• Problem description: Gather up every line from the entries below that uses the word "this".

>>>

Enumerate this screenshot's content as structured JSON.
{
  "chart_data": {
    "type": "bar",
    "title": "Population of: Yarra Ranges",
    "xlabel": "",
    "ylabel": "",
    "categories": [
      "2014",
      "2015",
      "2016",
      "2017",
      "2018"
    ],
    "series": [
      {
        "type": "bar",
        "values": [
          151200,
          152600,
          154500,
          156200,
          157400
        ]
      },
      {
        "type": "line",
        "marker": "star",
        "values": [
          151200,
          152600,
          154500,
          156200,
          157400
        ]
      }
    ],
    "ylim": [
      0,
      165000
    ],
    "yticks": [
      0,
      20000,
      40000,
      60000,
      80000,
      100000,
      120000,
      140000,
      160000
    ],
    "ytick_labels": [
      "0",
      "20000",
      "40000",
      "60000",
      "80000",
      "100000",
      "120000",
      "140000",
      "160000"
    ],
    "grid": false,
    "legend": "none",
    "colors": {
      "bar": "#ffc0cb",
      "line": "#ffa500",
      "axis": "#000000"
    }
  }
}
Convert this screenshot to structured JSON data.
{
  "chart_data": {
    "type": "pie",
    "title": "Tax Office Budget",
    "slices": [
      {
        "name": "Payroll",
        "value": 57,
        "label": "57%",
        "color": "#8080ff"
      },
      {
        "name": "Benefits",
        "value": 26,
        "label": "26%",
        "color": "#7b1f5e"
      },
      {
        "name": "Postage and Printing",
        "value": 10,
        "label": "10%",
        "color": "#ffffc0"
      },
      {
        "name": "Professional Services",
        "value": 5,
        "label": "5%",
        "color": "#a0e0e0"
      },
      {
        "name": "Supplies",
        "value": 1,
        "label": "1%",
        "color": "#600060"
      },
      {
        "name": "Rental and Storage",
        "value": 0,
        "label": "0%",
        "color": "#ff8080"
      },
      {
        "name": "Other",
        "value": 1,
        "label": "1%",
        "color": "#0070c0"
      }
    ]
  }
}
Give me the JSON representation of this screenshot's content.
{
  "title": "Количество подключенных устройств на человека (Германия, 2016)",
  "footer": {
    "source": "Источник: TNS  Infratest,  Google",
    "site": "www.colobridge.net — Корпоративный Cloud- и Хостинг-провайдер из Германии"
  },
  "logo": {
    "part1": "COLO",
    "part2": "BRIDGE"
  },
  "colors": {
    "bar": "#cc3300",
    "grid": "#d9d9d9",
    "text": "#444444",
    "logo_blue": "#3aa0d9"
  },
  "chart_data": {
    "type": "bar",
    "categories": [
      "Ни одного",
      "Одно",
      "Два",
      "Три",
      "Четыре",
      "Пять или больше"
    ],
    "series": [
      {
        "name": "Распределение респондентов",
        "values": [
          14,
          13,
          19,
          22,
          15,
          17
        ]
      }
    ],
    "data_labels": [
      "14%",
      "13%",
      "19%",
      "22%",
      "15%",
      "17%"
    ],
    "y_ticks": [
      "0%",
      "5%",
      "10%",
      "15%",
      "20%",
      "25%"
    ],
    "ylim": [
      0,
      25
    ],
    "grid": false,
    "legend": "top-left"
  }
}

<<<

• Reply to the task:
Enumerate this screenshot's content as structured JSON.
Convert this screenshot to structured JSON data.
Give me the JSON representation of this screenshot's content.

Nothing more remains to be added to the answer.